* Work to complete *
Rewrite the rows in the stretch from the one containing "dialog-title: Warning! Deleting" through the one containing "sidebar-item-users[interactable]: Users xyxy=(0,179,316,213)", swapping "More tests" for "Staging tests" and leaving everything else as it is. Return only those rows.

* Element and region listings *
________________________
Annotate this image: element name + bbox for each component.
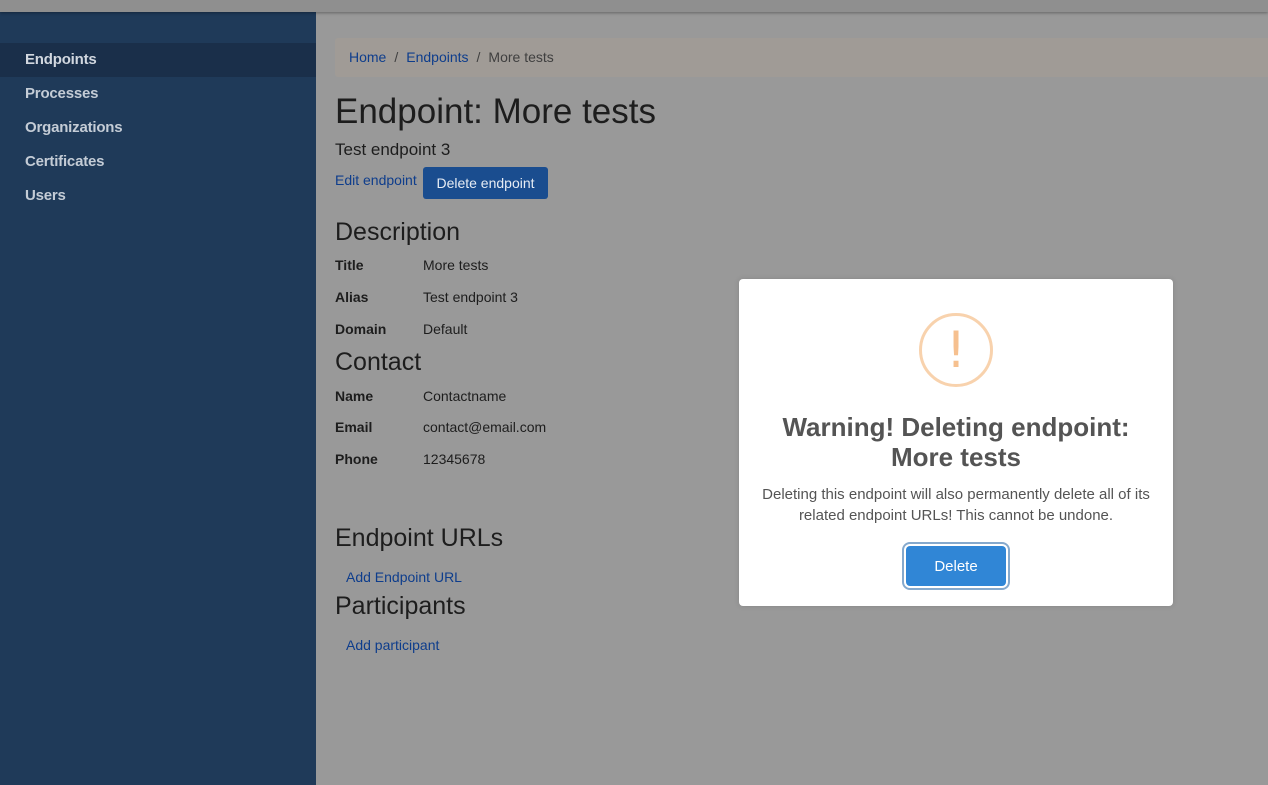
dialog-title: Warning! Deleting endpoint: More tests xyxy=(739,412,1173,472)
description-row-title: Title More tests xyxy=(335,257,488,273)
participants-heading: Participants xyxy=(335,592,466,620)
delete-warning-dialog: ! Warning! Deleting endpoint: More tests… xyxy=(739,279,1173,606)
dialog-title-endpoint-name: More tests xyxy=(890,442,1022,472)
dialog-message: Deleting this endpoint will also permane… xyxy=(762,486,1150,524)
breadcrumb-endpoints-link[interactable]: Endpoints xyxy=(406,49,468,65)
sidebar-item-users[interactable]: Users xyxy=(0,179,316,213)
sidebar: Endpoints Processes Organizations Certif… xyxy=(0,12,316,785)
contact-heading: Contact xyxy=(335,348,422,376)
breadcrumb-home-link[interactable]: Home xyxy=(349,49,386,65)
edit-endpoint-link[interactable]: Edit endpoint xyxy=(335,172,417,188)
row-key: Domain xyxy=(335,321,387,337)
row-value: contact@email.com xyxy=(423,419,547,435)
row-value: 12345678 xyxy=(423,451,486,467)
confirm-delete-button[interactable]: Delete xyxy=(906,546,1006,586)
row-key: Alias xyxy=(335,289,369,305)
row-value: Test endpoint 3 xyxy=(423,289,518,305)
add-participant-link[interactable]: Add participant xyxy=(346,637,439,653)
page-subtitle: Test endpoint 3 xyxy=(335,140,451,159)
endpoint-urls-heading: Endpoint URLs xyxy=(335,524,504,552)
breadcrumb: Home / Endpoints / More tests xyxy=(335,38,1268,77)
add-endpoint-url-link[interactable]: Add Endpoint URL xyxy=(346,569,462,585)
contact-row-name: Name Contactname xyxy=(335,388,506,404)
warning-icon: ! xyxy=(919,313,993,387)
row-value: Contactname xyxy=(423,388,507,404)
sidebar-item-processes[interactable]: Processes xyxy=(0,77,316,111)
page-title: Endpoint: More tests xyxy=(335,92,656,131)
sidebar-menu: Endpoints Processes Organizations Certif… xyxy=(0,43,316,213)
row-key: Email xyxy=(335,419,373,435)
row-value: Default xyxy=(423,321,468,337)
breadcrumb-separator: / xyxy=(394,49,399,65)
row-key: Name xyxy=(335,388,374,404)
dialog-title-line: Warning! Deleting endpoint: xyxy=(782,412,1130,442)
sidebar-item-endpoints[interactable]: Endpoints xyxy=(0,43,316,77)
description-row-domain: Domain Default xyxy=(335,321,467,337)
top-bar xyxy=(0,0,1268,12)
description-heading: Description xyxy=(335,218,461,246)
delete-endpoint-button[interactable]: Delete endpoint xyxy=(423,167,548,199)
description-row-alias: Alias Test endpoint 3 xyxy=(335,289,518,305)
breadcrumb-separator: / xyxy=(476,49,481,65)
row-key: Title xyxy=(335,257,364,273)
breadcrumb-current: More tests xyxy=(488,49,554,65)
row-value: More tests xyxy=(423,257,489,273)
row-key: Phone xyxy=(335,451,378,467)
________________________
* Result of this task *
dialog-title: Warning! Deleting endpoint: Staging tests xyxy=(739,412,1173,472)
description-row-title: Title Staging tests xyxy=(335,257,488,273)
participants-heading: Participants xyxy=(335,592,466,620)
delete-warning-dialog: ! Warning! Deleting endpoint: Staging tests… xyxy=(739,279,1173,606)
dialog-title-endpoint-name: Staging tests xyxy=(890,442,1022,472)
dialog-message: Deleting this endpoint will also permane… xyxy=(762,486,1150,524)
breadcrumb-endpoints-link[interactable]: Endpoints xyxy=(406,49,468,65)
sidebar-item-users[interactable]: Users xyxy=(0,179,316,213)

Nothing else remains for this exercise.